**Written task 1**
Update the records from their first line through the line that contains "data-point (155, 177, 164, 186)": swap "data-point" for "marker" wherever it appears and leave everything else unchanged. Return only those lines.

**Excerpt to read**
+++
The Human Tornado may not be Rudy Ray Moore's best film - although a case could certainly be made - but for those who've seen it, it is definitely the craziest and most memorable. If you've only ever seen Dolemite and have never given Moore a second chance after that, I implore you to try this one out. It broke my poor teenaged brain when I first saw it in the mid-90s, and it remains utterly unmatched in terms of balls out craziness to this day.
The Disc
Vinegar Syndrome brings The Human Tornado to Blu-ray courtesy of a new 2K scan from vault elements. For the majority of the film, the image is beautiful, colorful, and crisp; however, time has taken its toll on the original elements, and there is a significant amount of irreparable damage. When it comes to rescanning a film like this, Vinegar Syndrome has always erred on the side of retaining the original look and feel of the film in lieu of a lot of expensive digital restoration, and this is no different. The Human Tornado looks and sounds better than it ever has, but be kind to it, as the years have not.
+++
**Entries shown**
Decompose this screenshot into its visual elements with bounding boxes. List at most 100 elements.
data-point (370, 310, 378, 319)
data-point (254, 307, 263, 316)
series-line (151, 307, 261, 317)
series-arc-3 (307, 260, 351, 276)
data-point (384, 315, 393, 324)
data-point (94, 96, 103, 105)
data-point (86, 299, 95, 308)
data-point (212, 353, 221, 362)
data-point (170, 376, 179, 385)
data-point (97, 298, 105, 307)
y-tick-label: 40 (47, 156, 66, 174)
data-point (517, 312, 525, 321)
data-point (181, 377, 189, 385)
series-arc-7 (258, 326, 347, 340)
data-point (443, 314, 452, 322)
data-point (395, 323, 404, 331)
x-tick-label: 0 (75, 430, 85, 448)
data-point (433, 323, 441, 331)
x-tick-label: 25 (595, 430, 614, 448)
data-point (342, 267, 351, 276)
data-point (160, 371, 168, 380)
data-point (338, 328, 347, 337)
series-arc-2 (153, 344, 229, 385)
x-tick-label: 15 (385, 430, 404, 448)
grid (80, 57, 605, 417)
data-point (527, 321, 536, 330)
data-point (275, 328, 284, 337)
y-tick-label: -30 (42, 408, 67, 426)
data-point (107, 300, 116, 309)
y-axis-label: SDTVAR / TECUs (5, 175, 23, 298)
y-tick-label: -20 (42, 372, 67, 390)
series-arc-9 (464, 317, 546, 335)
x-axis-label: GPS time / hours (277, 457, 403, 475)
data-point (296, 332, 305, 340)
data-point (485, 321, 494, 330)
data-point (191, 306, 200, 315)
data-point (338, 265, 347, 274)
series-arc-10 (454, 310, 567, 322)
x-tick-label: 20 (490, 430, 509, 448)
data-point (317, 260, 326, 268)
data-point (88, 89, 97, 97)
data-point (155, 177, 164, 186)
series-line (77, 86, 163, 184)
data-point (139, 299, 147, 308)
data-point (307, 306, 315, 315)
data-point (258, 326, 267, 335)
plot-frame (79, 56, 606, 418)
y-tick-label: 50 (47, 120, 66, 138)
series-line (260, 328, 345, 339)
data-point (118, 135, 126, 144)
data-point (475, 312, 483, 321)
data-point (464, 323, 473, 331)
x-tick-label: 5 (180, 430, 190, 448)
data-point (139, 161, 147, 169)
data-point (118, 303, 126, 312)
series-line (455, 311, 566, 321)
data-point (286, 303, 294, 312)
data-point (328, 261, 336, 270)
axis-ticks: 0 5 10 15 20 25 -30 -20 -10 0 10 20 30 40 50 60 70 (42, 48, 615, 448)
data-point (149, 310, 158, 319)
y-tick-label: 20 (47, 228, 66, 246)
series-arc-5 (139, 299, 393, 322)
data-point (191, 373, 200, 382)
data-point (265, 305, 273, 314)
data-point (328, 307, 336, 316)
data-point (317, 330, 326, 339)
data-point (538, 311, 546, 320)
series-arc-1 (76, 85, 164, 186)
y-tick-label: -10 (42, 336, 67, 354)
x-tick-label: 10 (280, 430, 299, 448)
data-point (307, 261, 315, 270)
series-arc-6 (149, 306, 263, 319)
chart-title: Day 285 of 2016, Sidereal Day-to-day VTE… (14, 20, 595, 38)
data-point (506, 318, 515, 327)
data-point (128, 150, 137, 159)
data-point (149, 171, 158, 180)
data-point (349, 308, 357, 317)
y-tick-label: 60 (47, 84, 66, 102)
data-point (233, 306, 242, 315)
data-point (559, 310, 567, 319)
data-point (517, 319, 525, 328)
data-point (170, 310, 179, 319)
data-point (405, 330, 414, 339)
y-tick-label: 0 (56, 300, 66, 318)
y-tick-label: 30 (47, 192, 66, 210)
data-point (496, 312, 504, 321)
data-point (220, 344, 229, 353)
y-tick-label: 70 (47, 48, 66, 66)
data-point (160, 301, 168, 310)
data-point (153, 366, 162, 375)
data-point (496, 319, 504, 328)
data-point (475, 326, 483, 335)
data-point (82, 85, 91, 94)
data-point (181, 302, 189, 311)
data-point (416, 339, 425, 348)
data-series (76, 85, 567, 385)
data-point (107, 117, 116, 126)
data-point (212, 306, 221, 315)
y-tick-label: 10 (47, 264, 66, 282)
+++
**Written task 2**
In the review of The Human Tornado, what was the Vinegar Syndrome Blu-ray made from?

**Worked solution 1**
Decompose this screenshot into its visual elements with bounding boxes. List at most 100 elements.
marker (370, 310, 378, 319)
marker (254, 307, 263, 316)
series-line (151, 307, 261, 317)
series-arc-3 (307, 260, 351, 276)
marker (384, 315, 393, 324)
marker (94, 96, 103, 105)
marker (86, 299, 95, 308)
marker (212, 353, 221, 362)
marker (170, 376, 179, 385)
marker (97, 298, 105, 307)
y-tick-label: 40 (47, 156, 66, 174)
marker (517, 312, 525, 321)
marker (181, 377, 189, 385)
series-arc-7 (258, 326, 347, 340)
marker (443, 314, 452, 322)
marker (395, 323, 404, 331)
x-tick-label: 0 (75, 430, 85, 448)
marker (433, 323, 441, 331)
x-tick-label: 25 (595, 430, 614, 448)
marker (342, 267, 351, 276)
marker (160, 371, 168, 380)
marker (338, 328, 347, 337)
series-arc-2 (153, 344, 229, 385)
x-tick-label: 15 (385, 430, 404, 448)
grid (80, 57, 605, 417)
marker (527, 321, 536, 330)
marker (275, 328, 284, 337)
y-tick-label: -30 (42, 408, 67, 426)
marker (107, 300, 116, 309)
y-axis-label: SDTVAR / TECUs (5, 175, 23, 298)
y-tick-label: -20 (42, 372, 67, 390)
series-arc-9 (464, 317, 546, 335)
x-axis-label: GPS time / hours (277, 457, 403, 475)
marker (296, 332, 305, 340)
marker (485, 321, 494, 330)
marker (191, 306, 200, 315)
marker (338, 265, 347, 274)
series-arc-10 (454, 310, 567, 322)
x-tick-label: 20 (490, 430, 509, 448)
marker (317, 260, 326, 268)
marker (88, 89, 97, 97)
marker (155, 177, 164, 186)

**Worked solution 2**
A new 2K scan from vault elements.